**PROBLEM DETAILS:** Write the data out again in full, with no departure from the original.

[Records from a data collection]
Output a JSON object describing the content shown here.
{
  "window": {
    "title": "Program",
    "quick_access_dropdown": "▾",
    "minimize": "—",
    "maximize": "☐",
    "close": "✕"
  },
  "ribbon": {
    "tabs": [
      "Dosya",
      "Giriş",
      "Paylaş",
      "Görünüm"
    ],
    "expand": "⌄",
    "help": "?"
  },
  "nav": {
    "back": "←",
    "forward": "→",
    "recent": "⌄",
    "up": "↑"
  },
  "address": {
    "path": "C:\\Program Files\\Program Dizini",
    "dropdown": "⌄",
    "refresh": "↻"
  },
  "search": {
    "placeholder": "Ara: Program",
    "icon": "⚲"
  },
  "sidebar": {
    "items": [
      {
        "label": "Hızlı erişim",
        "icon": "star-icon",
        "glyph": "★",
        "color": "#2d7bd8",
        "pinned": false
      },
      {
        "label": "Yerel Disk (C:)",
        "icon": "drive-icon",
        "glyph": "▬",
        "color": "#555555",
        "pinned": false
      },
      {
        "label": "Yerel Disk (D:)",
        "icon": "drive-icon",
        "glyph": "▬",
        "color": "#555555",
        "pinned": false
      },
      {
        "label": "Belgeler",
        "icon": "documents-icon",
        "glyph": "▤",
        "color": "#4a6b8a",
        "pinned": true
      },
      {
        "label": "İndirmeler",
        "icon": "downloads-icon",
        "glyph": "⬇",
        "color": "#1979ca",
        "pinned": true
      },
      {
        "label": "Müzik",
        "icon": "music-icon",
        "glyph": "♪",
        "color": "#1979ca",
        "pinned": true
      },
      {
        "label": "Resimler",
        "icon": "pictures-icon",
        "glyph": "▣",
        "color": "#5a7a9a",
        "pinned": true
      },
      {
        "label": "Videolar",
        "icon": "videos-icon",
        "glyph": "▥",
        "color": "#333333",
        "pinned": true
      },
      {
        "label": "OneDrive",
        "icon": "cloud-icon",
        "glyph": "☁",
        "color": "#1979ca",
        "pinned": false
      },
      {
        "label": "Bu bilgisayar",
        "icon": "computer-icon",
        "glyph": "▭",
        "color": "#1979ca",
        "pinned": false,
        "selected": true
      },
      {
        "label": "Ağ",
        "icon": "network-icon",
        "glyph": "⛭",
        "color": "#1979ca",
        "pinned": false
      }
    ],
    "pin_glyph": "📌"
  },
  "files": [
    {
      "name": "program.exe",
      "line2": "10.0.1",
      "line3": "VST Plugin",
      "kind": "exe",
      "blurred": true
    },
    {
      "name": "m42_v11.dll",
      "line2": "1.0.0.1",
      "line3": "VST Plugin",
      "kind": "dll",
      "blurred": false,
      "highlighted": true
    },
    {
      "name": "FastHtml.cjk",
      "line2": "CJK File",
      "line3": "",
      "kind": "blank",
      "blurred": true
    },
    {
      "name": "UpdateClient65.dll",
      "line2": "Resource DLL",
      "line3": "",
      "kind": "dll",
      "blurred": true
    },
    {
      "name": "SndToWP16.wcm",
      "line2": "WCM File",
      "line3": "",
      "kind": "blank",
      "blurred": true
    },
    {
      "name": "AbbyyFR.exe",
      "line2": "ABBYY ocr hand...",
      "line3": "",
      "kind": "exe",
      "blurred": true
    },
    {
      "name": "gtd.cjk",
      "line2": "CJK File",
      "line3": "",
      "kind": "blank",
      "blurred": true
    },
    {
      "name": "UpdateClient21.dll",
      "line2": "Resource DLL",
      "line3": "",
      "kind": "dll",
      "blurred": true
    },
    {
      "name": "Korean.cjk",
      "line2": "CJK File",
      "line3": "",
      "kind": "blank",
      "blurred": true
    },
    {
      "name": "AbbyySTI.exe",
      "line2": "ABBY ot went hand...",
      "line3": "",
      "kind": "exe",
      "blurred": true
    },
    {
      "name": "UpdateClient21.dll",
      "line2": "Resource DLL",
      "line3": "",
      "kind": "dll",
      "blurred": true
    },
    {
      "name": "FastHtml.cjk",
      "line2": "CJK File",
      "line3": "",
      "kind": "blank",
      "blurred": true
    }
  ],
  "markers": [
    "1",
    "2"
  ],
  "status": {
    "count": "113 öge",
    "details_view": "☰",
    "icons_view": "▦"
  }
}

**REPLY TO THE EXERCISE:**
Output a JSON object describing the content shown here.
{
  "window": {
    "title": "Program",
    "quick_access_dropdown": "▾",
    "minimize": "—",
    "maximize": "☐",
    "close": "✕"
  },
  "ribbon": {
    "tabs": [
      "Dosya",
      "Giriş",
      "Paylaş",
      "Görünüm"
    ],
    "expand": "⌄",
    "help": "?"
  },
  "nav": {
    "back": "←",
    "forward": "→",
    "recent": "⌄",
    "up": "↑"
  },
  "address": {
    "path": "C:\\Program Files\\Program Dizini",
    "dropdown": "⌄",
    "refresh": "↻"
  },
  "search": {
    "placeholder": "Ara: Program",
    "icon": "⚲"
  },
  "sidebar": {
    "items": [
      {
        "label": "Hızlı erişim",
        "icon": "star-icon",
        "glyph": "★",
        "color": "#2d7bd8",
        "pinned": false
      },
      {
        "label": "Yerel Disk (C:)",
        "icon": "drive-icon",
        "glyph": "▬",
        "color": "#555555",
        "pinned": false
      },
      {
        "label": "Yerel Disk (D:)",
        "icon": "drive-icon",
        "glyph": "▬",
        "color": "#555555",
        "pinned": false
      },
      {
        "label": "Belgeler",
        "icon": "documents-icon",
        "glyph": "▤",
        "color": "#4a6b8a",
        "pinned": true
      },
      {
        "label": "İndirmeler",
        "icon": "downloads-icon",
        "glyph": "⬇",
        "color": "#1979ca",
        "pinned": true
      },
      {
        "label": "Müzik",
        "icon": "music-icon",
        "glyph": "♪",
        "color": "#1979ca",
        "pinned": true
      },
      {
        "label": "Resimler",
        "icon": "pictures-icon",
        "glyph": "▣",
        "color": "#5a7a9a",
        "pinned": true
      },
      {
        "label": "Videolar",
        "icon": "videos-icon",
        "glyph": "▥",
        "color": "#333333",
        "pinned": true
      },
      {
        "label": "OneDrive",
        "icon": "cloud-icon",
        "glyph": "☁",
        "color": "#1979ca",
        "pinned": false
      },
      {
        "label": "Bu bilgisayar",
        "icon": "computer-icon",
        "glyph": "▭",
        "color": "#1979ca",
        "pinned": false,
        "selected": true
      },
      {
        "label": "Ağ",
        "icon": "network-icon",
        "glyph": "⛭",
        "color": "#1979ca",
        "pinned": false
      }
    ],
    "pin_glyph": "📌"
  },
  "files": [
    {
      "name": "program.exe",
      "line2": "10.0.1",
      "line3": "VST Plugin",
      "kind": "exe",
      "blurred": true
    },
    {
      "name": "m42_v11.dll",
      "line2": "1.0.0.1",
      "line3": "VST Plugin",
      "kind": "dll",
      "blurred": false,
      "highlighted": true
    },
    {
      "name": "FastHtml.cjk",
      "line2": "CJK File",
      "line3": "",
      "kind": "blank",
      "blurred": true
    },
    {
      "name": "UpdateClient65.dll",
      "line2": "Resource DLL",
      "line3": "",
      "kind": "dll",
      "blurred": true
    },
    {
      "name": "SndToWP16.wcm",
      "line2": "WCM File",
      "line3": "",
      "kind": "blank",
      "blurred": true
    },
    {
      "name": "AbbyyFR.exe",
      "line2": "ABBYY ocr hand...",
      "line3": "",
      "kind": "exe",
      "blurred": true
    },
    {
      "name": "gtd.cjk",
      "line2": "CJK File",
      "line3": "",
      "kind": "blank",
      "blurred": true
    },
    {
      "name": "UpdateClient21.dll",
      "line2": "Resource DLL",
      "line3": "",
      "kind": "dll",
      "blurred": true
    },
    {
      "name": "Korean.cjk",
      "line2": "CJK File",
      "line3": "",
      "kind": "blank",
      "blurred": true
    },
    {
      "name": "AbbyySTI.exe",
      "line2": "ABBY ot went hand...",
      "line3": "",
      "kind": "exe",
      "blurred": true
    },
    {
      "name": "UpdateClient21.dll",
      "line2": "Resource DLL",
      "line3": "",
      "kind": "dll",
      "blurred": true
    },
    {
      "name": "FastHtml.cjk",
      "line2": "CJK File",
      "line3": "",
      "kind": "blank",
      "blurred": true
    }
  ],
  "markers": [
    "1",
    "2"
  ],
  "status": {
    "count": "113 öge",
    "details_view": "☰",
    "icons_view": "▦"
  }
}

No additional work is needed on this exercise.